# Stored items
=====
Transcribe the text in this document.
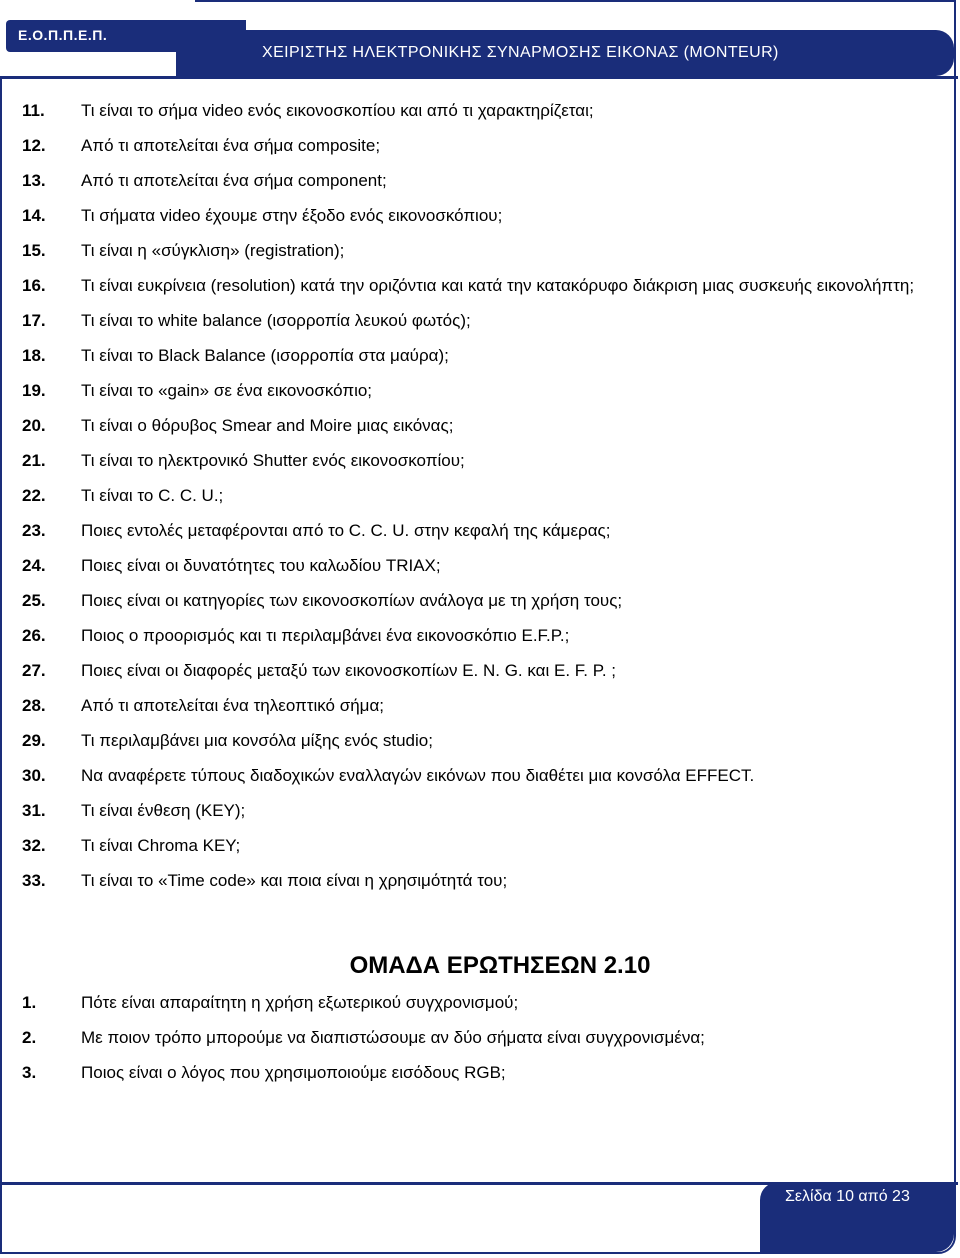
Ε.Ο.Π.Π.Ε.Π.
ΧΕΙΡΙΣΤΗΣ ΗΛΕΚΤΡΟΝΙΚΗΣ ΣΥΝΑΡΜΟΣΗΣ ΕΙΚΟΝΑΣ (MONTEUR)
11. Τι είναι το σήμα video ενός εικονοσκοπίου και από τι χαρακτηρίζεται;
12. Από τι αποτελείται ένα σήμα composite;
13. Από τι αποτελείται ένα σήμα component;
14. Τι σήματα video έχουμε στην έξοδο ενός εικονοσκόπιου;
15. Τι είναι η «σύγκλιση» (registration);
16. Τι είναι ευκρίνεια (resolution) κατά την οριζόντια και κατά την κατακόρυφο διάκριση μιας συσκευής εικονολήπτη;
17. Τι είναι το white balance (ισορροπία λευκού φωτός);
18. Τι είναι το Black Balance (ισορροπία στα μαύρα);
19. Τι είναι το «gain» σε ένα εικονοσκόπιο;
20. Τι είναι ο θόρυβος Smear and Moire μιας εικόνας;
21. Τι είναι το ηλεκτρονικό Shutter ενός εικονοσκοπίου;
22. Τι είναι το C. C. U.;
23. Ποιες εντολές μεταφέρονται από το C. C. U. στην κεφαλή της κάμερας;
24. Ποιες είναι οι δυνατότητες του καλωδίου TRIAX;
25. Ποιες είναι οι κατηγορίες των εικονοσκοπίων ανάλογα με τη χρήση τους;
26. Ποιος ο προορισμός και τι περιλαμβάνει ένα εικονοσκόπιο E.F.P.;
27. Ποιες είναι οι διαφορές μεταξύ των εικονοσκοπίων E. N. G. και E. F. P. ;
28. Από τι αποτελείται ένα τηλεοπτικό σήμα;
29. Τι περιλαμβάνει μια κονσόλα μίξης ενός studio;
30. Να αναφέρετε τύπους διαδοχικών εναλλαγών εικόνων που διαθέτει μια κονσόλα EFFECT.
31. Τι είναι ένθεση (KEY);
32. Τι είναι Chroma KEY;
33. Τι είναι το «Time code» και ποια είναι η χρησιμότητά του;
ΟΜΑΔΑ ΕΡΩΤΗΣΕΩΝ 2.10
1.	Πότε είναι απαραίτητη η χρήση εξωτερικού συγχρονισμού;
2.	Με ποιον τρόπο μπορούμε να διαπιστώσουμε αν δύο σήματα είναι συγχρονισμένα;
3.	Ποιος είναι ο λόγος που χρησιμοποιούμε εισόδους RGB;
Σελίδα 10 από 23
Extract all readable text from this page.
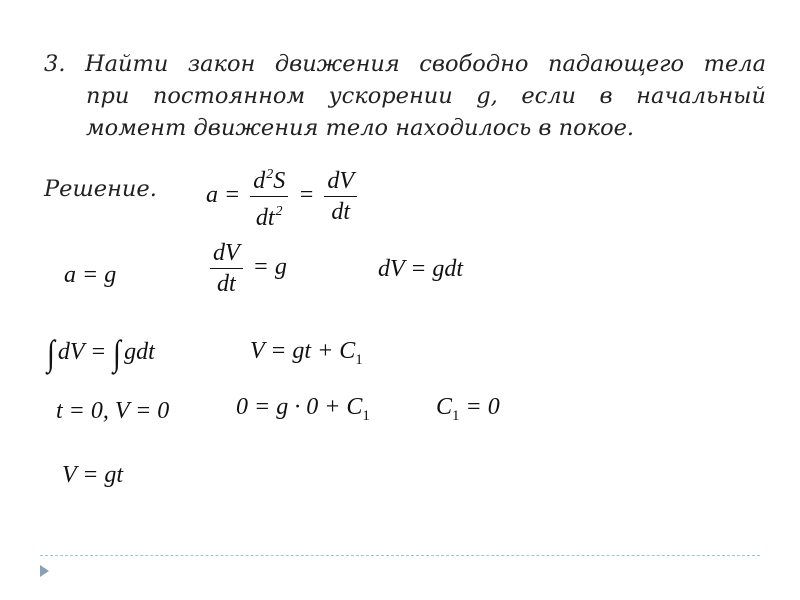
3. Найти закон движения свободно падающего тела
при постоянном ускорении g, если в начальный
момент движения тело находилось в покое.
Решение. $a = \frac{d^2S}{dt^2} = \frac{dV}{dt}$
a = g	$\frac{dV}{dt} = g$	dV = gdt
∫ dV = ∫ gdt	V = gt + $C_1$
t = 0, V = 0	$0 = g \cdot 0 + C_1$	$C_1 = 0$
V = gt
=====
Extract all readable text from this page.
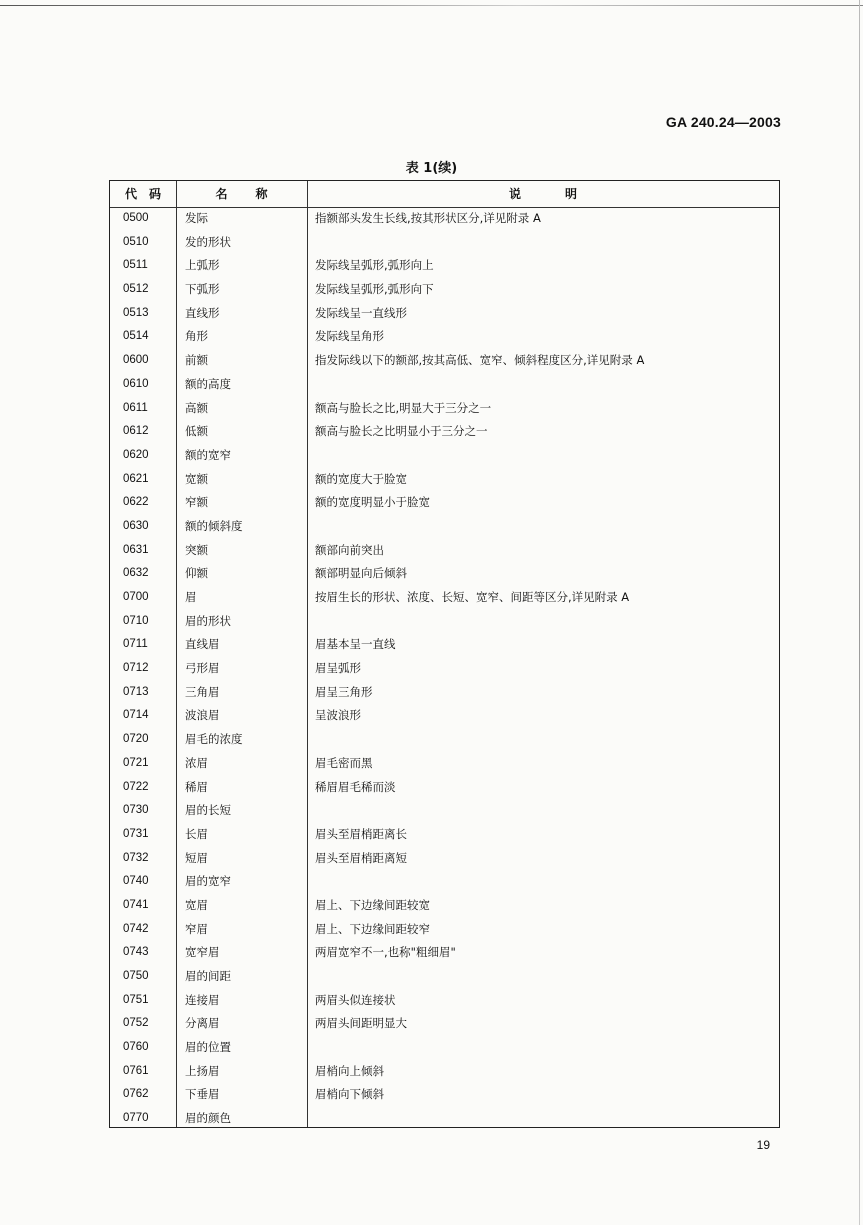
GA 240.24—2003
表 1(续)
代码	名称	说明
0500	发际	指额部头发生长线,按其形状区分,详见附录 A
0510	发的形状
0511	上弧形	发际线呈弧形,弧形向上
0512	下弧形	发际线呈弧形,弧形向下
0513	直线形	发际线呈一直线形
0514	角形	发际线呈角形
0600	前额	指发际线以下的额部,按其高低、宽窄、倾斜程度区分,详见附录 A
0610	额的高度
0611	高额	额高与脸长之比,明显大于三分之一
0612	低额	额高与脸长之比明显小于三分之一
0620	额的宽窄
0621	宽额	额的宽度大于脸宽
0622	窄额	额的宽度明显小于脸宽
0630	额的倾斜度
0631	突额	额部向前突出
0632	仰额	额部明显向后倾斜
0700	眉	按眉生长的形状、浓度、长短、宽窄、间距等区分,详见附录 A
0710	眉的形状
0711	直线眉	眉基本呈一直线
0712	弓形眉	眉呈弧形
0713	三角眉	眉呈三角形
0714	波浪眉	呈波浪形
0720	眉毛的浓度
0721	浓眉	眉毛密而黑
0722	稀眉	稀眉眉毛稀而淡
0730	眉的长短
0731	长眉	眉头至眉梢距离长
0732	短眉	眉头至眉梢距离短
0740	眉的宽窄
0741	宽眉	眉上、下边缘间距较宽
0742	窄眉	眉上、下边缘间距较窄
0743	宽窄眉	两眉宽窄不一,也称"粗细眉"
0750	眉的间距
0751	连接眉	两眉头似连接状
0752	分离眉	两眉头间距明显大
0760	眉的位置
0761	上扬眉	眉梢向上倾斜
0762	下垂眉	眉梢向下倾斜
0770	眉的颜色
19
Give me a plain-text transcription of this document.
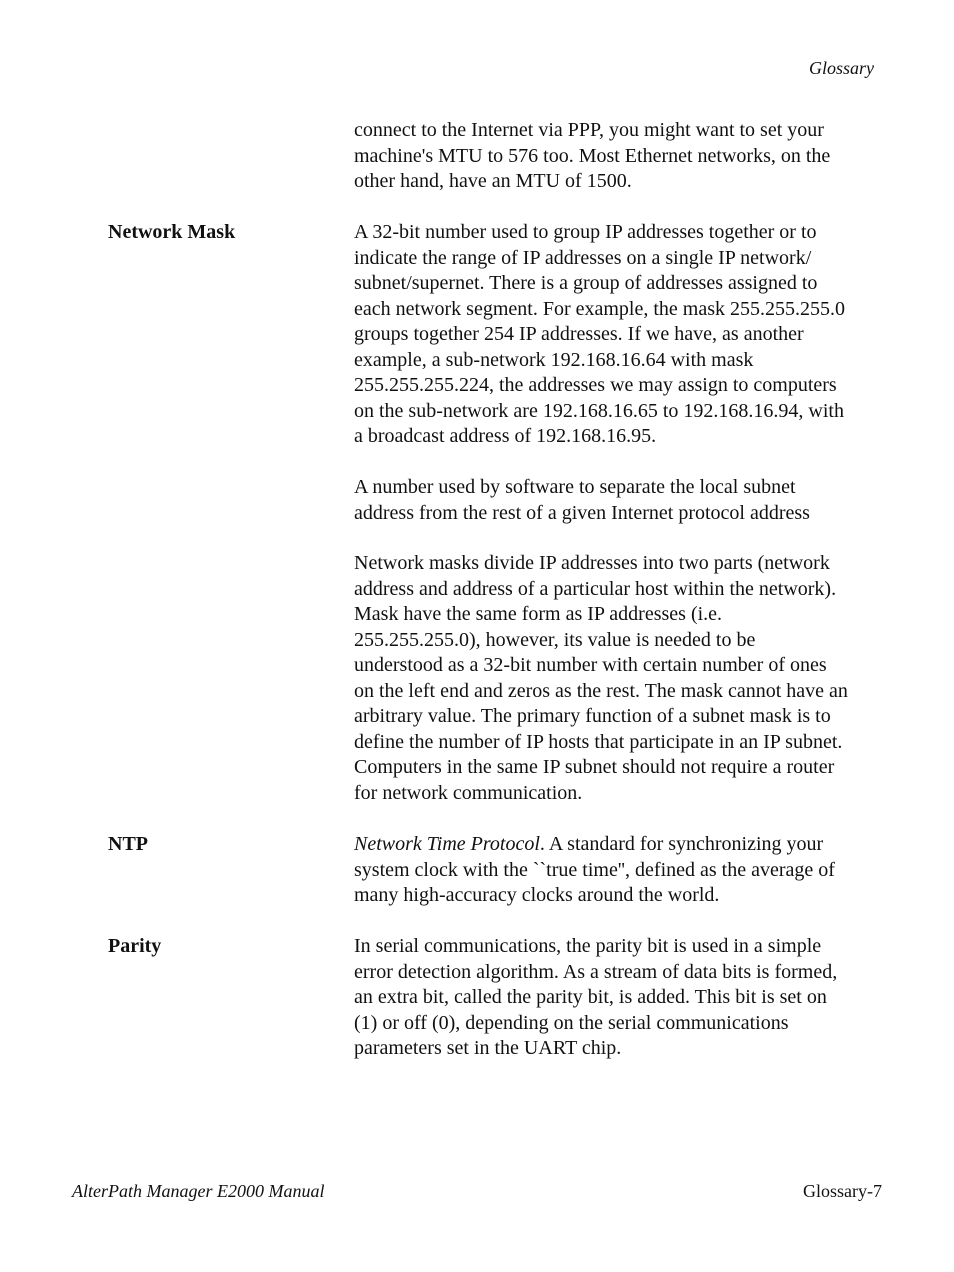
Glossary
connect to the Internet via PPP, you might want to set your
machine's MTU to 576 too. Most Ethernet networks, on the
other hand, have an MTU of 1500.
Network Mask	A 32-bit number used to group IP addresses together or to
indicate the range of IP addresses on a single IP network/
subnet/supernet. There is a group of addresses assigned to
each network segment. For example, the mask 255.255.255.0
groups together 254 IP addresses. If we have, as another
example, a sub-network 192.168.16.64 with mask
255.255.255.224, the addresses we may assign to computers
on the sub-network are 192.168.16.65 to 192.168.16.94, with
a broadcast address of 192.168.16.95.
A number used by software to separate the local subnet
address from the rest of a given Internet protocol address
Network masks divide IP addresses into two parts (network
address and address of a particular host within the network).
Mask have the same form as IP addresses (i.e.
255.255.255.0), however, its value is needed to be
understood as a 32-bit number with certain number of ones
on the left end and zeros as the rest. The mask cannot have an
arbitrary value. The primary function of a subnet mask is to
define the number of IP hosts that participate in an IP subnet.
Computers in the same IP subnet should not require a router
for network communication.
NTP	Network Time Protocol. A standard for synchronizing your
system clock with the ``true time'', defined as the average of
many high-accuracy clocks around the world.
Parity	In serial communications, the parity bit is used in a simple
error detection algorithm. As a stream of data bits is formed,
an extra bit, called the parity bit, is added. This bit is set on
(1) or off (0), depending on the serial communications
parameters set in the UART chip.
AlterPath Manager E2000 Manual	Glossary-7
=====
# PROBLEM TO WORK ON
Only a number is wanted: how many lines of the material above hold "στην"?

# COMPLETE RESPONSE
2